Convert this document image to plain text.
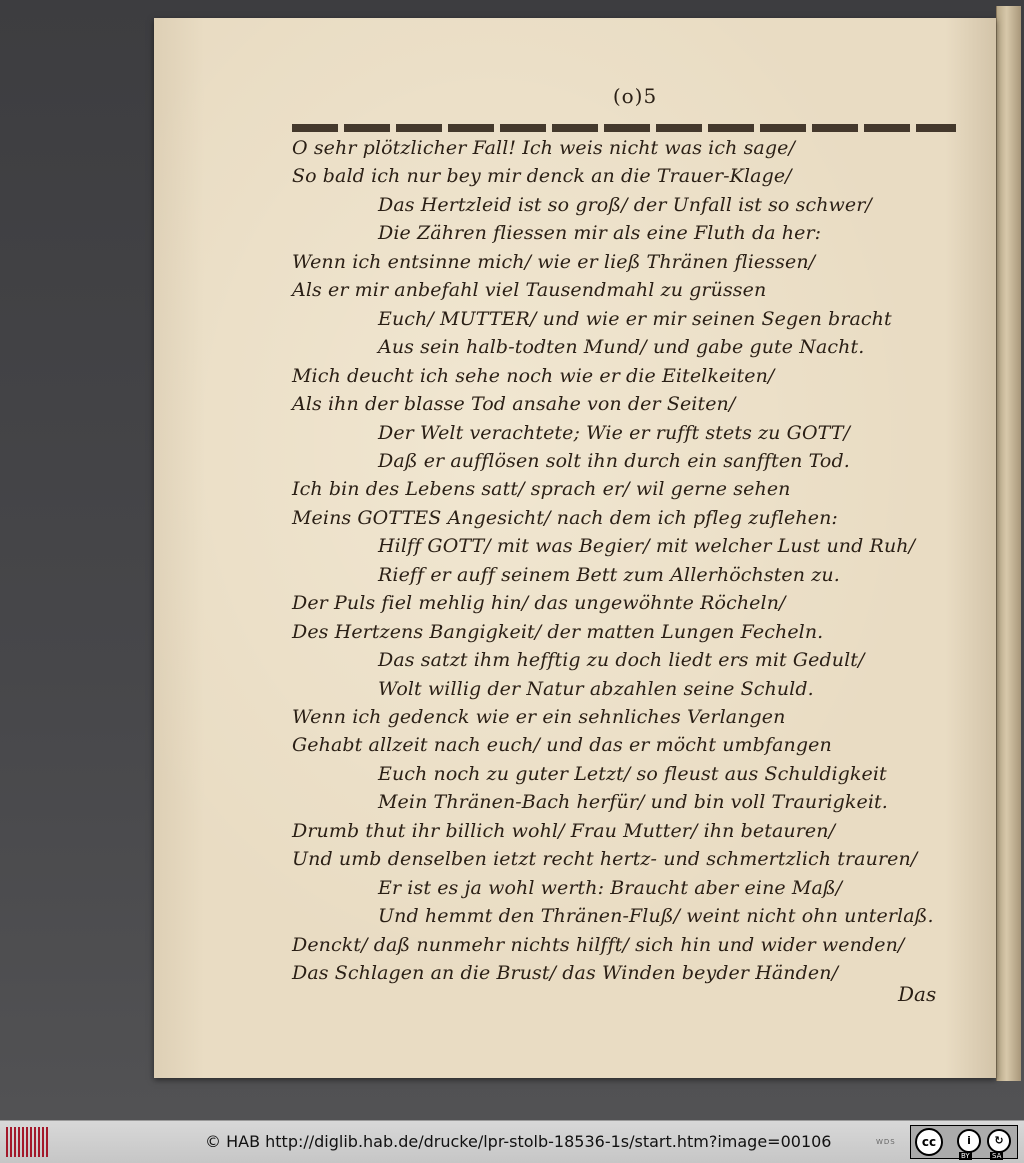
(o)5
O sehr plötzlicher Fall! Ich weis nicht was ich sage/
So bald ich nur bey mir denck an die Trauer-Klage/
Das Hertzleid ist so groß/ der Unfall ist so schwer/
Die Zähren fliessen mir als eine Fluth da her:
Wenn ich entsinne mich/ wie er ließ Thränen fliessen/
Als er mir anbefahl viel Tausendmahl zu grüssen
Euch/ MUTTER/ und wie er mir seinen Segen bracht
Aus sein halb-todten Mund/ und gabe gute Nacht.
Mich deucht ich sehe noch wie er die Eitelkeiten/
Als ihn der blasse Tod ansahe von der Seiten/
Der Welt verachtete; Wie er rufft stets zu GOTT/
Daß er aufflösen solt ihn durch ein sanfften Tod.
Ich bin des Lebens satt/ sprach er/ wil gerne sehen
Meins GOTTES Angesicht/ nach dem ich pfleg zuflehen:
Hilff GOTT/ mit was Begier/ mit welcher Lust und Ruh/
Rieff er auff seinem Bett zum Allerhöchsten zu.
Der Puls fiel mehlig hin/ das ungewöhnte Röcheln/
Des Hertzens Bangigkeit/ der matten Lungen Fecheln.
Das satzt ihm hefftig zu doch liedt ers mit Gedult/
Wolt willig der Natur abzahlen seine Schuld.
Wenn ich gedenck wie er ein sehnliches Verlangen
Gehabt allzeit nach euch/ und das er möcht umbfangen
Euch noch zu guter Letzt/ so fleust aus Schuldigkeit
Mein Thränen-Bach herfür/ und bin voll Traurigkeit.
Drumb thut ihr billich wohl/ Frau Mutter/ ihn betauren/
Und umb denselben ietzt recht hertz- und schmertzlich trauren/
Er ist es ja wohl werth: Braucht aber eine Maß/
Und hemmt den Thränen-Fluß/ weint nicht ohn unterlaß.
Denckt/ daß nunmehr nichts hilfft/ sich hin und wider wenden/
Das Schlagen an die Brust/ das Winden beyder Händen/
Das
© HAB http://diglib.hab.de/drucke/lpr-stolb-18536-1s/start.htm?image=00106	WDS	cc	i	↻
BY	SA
____________________
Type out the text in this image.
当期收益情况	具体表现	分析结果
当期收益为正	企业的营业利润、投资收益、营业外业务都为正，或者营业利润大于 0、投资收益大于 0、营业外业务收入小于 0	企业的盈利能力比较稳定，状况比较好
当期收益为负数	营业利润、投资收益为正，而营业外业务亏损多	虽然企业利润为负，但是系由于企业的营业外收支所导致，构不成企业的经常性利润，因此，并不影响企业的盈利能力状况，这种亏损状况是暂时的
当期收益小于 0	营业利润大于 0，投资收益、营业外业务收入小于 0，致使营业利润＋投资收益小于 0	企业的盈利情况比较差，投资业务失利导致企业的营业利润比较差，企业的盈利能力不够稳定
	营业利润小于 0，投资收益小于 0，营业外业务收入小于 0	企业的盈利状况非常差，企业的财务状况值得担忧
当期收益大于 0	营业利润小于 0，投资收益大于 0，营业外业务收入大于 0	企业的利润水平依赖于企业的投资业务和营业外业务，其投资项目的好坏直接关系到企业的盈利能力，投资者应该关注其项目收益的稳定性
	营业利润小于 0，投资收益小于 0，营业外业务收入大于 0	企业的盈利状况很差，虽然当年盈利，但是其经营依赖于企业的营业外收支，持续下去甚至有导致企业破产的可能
____________________
PROBLEM: Identify the lines that hold the word "Thränen". Copy every one of them.

RESULT:
Wenn ich entsinne mich/ wie er ließ Thränen fliessen/
Mein Thränen-Bach herfür/ und bin voll Traurigkeit.
Und hemmt den Thränen-Fluß/ weint nicht ohn unterlaß.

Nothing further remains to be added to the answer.